Brief: Give back the full listing verbatim, apart from its images.

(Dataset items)
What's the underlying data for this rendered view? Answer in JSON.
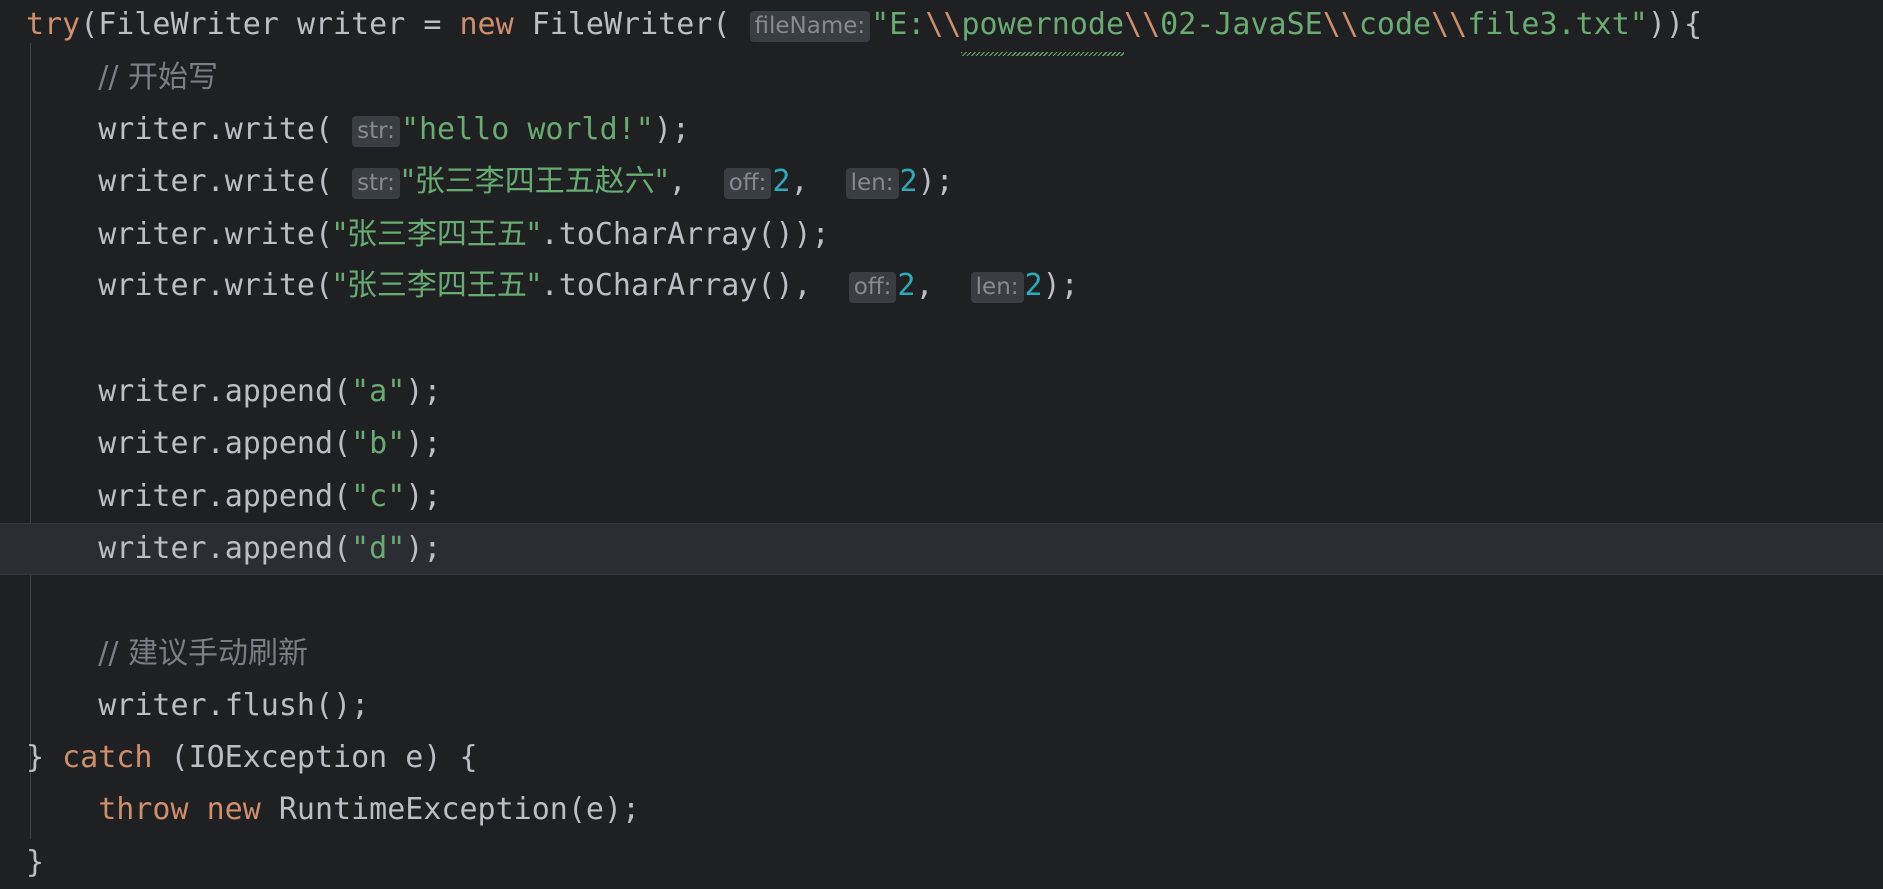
{
  "editor": {
    "background": "#1e2022",
    "caret_line_background": "#2b2d33",
    "indent_guide_color": "#414549",
    "colors": {
      "keyword": "#cf8e6d",
      "string": "#6aab73",
      "number": "#2aacb8",
      "comment": "#7a7e85",
      "default_text": "#bcbec4",
      "hint_background": "#3a3d41",
      "hint_text": "#868a91",
      "typo_squiggle": "#6aab73"
    },
    "language": "Java",
    "caret_line_index": 11
  },
  "code": {
    "full_text": "try(FileWriter writer = new FileWriter( fileName: \"E:\\\\powernode\\\\02-JavaSE\\\\code\\\\file3.txt\")){\n    // 开始写\n    writer.write( str: \"hello world!\");\n    writer.write( str: \"张三李四王五赵六\",  off: 2,  len: 2);\n    writer.write(\"张三李四王五\".toCharArray());\n    writer.write(\"张三李四王五\".toCharArray(),  off: 2,  len: 2);\n\n    writer.append(\"a\");\n    writer.append(\"b\");\n    writer.append(\"c\");\n    writer.append(\"d\");\n\n    // 建议手动刷新\n    writer.flush();\n} catch (IOException e) {\n    throw new RuntimeException(e);\n}",
    "tokens": {
      "kw_try": "try",
      "kw_new": "new",
      "kw_catch": "catch",
      "kw_throw": "throw",
      "type_filewriter": "FileWriter",
      "type_ioexception": "IOException",
      "type_runtimeexception": "RuntimeException",
      "var_writer": "writer",
      "var_e": "e",
      "method_write": "write",
      "method_append": "append",
      "method_flush": "flush",
      "method_tochararray": "toCharArray"
    },
    "hints": {
      "fileName": "fileName:",
      "str": "str:",
      "off": "off:",
      "len": "len:"
    },
    "strings": {
      "path_open_quote": "\"E:",
      "path_sep": "\\\\",
      "path_powernode": "powernode",
      "path_02javase": "02-JavaSE",
      "path_code": "code",
      "path_file3": "file3.txt\"",
      "hello_world": "\"hello world!\"",
      "cn_eight": "\"张三李四王五赵六\"",
      "cn_six": "\"张三李四王五\"",
      "letter_a": "\"a\"",
      "letter_b": "\"b\"",
      "letter_c": "\"c\"",
      "letter_d": "\"d\""
    },
    "numbers": {
      "off_value": "2",
      "len_value": "2"
    },
    "comments": {
      "start_writing": "// 开始写",
      "manual_flush": "// 建议手动刷新"
    },
    "punct": {
      "open_paren": "(",
      "close_paren": ")",
      "semicolon": ";",
      "comma": ",",
      "dot": ".",
      "open_brace": "{",
      "close_brace": "}",
      "equals": "=",
      "close_try_header": ")){",
      "close_call": ");",
      "close_double": "));",
      "catch_head": " catch (",
      "catch_tail": " e) {",
      "throw_tail": "(e);"
    }
  }
}
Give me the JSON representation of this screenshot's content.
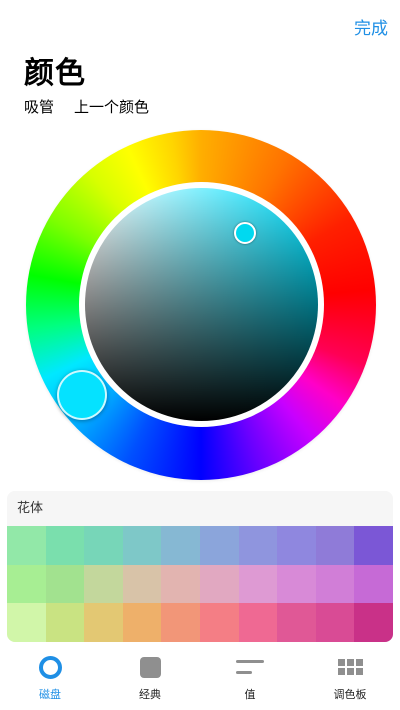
{
  "header": {
    "done_label": "完成",
    "title": "颜色",
    "eyedropper_label": "吸管",
    "previous_color_label": "上一个颜色"
  },
  "picker": {
    "selected_hue": "#05e2ff",
    "sv_thumb_color": "#00d9f0"
  },
  "palette": {
    "title": "花体",
    "rows": [
      [
        "#92e8a8",
        "#7adfad",
        "#77d6b8",
        "#7ec8c8",
        "#86b8d3",
        "#8ba5db",
        "#8f95de",
        "#8f87df",
        "#8f7bd8",
        "#7b57d6"
      ],
      [
        "#a7ee93",
        "#a2e28f",
        "#c3d79c",
        "#d8c3a8",
        "#e2b4b0",
        "#e1a8c1",
        "#de9ad3",
        "#d88ad7",
        "#d17ed7",
        "#c66ad6"
      ],
      [
        "#d1f6a9",
        "#c9e382",
        "#e3c873",
        "#eeb06a",
        "#f29678",
        "#f47e85",
        "#ef6993",
        "#e05896",
        "#d94b95",
        "#c93188"
      ]
    ]
  },
  "tabs": [
    {
      "label": "磁盘",
      "icon": "color-disk-icon",
      "active": true
    },
    {
      "label": "经典",
      "icon": "square-icon",
      "active": false
    },
    {
      "label": "值",
      "icon": "sliders-icon",
      "active": false
    },
    {
      "label": "调色板",
      "icon": "grid-icon",
      "active": false
    }
  ],
  "colors": {
    "accent": "#1f8fe5"
  }
}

Result of the exercise:
What's the underlying data for this rendered view? Answer in JSON.
{
  "editor": {
    "background": "#1e2022",
    "caret_line_background": "#2b2d33",
    "indent_guide_color": "#414549",
    "colors": {
      "keyword": "#cf8e6d",
      "string": "#6aab73",
      "number": "#2aacb8",
      "comment": "#7a7e85",
      "default_text": "#bcbec4",
      "hint_background": "#3a3d41",
      "hint_text": "#868a91",
      "typo_squiggle": "#6aab73"
    },
    "language": "Java",
    "caret_line_index": 11
  },
  "code": {
    "full_text": "try(FileWriter writer = new FileWriter( fileName: \"E:\\\\powernode\\\\02-JavaSE\\\\code\\\\file3.txt\")){\n    // 开始写\n    writer.write( str: \"hello world!\");\n    writer.write( str: \"张三李四王五赵六\",  off: 2,  len: 2);\n    writer.write(\"张三李四王五\".toCharArray());\n    writer.write(\"张三李四王五\".toCharArray(),  off: 2,  len: 2);\n\n    writer.append(\"a\");\n    writer.append(\"b\");\n    writer.append(\"c\");\n    writer.append(\"d\");\n\n    // 建议手动刷新\n    writer.flush();\n} catch (IOException e) {\n    throw new RuntimeException(e);\n}",
    "tokens": {
      "kw_try": "try",
      "kw_new": "new",
      "kw_catch": "catch",
      "kw_throw": "throw",
      "type_filewriter": "FileWriter",
      "type_ioexception": "IOException",
      "type_runtimeexception": "RuntimeException",
      "var_writer": "writer",
      "var_e": "e",
      "method_write": "write",
      "method_append": "append",
      "method_flush": "flush",
      "method_tochararray": "toCharArray"
    },
    "hints": {
      "fileName": "fileName:",
      "str": "str:",
      "off": "off:",
      "len": "len:"
    },
    "strings": {
      "path_open_quote": "\"E:",
      "path_sep": "\\\\",
      "path_powernode": "powernode",
      "path_02javase": "02-JavaSE",
      "path_code": "code",
      "path_file3": "file3.txt\"",
      "hello_world": "\"hello world!\"",
      "cn_eight": "\"张三李四王五赵六\"",
      "cn_six": "\"张三李四王五\"",
      "letter_a": "\"a\"",
      "letter_b": "\"b\"",
      "letter_c": "\"c\"",
      "letter_d": "\"d\""
    },
    "numbers": {
      "off_value": "2",
      "len_value": "2"
    },
    "comments": {
      "start_writing": "// 开始写",
      "manual_flush": "// 建议手动刷新"
    },
    "punct": {
      "open_paren": "(",
      "close_paren": ")",
      "semicolon": ";",
      "comma": ",",
      "dot": ".",
      "open_brace": "{",
      "close_brace": "}",
      "equals": "=",
      "close_try_header": ")){",
      "close_call": ");",
      "close_double": "));",
      "catch_head": " catch (",
      "catch_tail": " e) {",
      "throw_tail": "(e);"
    }
  }
}
Give me the JSON representation of this screenshot's content.
{
  "header": {
    "done_label": "完成",
    "title": "颜色",
    "eyedropper_label": "吸管",
    "previous_color_label": "上一个颜色"
  },
  "picker": {
    "selected_hue": "#05e2ff",
    "sv_thumb_color": "#00d9f0"
  },
  "palette": {
    "title": "花体",
    "rows": [
      [
        "#92e8a8",
        "#7adfad",
        "#77d6b8",
        "#7ec8c8",
        "#86b8d3",
        "#8ba5db",
        "#8f95de",
        "#8f87df",
        "#8f7bd8",
        "#7b57d6"
      ],
      [
        "#a7ee93",
        "#a2e28f",
        "#c3d79c",
        "#d8c3a8",
        "#e2b4b0",
        "#e1a8c1",
        "#de9ad3",
        "#d88ad7",
        "#d17ed7",
        "#c66ad6"
      ],
      [
        "#d1f6a9",
        "#c9e382",
        "#e3c873",
        "#eeb06a",
        "#f29678",
        "#f47e85",
        "#ef6993",
        "#e05896",
        "#d94b95",
        "#c93188"
      ]
    ]
  },
  "tabs": [
    {
      "label": "磁盘",
      "icon": "color-disk-icon",
      "active": true
    },
    {
      "label": "经典",
      "icon": "square-icon",
      "active": false
    },
    {
      "label": "值",
      "icon": "sliders-icon",
      "active": false
    },
    {
      "label": "调色板",
      "icon": "grid-icon",
      "active": false
    }
  ],
  "colors": {
    "accent": "#1f8fe5"
  }
}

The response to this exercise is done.